• [WHAT YOU HAVE TO DO]
Copy each line where the word "title" occurs.
════════
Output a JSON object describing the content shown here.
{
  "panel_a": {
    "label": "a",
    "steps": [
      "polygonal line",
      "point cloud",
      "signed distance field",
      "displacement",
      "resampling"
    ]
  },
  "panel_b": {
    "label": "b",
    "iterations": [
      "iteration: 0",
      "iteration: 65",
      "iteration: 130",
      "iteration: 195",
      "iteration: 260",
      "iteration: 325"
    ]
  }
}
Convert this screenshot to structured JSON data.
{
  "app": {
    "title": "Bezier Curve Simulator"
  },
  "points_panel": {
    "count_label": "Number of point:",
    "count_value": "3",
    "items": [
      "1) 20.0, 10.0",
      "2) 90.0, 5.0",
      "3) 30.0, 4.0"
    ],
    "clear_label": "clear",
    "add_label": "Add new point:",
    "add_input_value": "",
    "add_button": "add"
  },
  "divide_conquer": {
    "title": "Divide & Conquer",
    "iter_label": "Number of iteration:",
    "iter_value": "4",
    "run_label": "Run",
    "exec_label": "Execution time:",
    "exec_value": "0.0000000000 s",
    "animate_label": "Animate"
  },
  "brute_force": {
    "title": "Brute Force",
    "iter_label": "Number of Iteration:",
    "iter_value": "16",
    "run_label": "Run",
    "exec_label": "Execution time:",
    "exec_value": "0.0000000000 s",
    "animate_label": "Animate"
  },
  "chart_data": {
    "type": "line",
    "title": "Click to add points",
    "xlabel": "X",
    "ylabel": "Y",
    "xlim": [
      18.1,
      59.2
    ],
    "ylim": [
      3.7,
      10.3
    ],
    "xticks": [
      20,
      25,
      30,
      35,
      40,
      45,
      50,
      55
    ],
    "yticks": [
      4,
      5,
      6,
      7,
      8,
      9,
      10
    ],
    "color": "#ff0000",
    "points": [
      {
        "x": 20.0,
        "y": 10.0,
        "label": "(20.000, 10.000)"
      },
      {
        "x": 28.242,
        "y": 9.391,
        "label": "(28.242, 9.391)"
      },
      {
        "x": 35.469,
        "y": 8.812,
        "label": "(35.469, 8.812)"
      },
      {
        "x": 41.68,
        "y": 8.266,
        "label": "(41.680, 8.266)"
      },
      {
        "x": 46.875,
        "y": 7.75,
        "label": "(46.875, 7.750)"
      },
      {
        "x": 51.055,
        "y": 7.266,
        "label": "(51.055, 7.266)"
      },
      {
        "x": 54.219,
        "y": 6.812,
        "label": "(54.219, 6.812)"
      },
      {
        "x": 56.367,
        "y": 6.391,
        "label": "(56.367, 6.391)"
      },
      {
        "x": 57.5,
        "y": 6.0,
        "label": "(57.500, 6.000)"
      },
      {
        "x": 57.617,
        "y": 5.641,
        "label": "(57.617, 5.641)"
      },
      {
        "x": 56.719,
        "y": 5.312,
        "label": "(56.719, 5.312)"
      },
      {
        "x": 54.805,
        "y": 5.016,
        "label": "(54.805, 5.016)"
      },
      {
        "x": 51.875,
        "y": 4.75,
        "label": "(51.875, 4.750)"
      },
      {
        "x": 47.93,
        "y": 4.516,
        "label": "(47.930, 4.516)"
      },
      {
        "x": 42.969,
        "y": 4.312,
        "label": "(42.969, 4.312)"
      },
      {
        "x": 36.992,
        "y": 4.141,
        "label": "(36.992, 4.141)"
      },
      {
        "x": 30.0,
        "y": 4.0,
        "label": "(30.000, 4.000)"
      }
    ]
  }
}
════════
• [PROBLEM SOLUTION]
    "title": "Bezier Curve Simulator"
    "title": "Divide & Conquer",
    "title": "Brute Force",
    "title": "Click to add points",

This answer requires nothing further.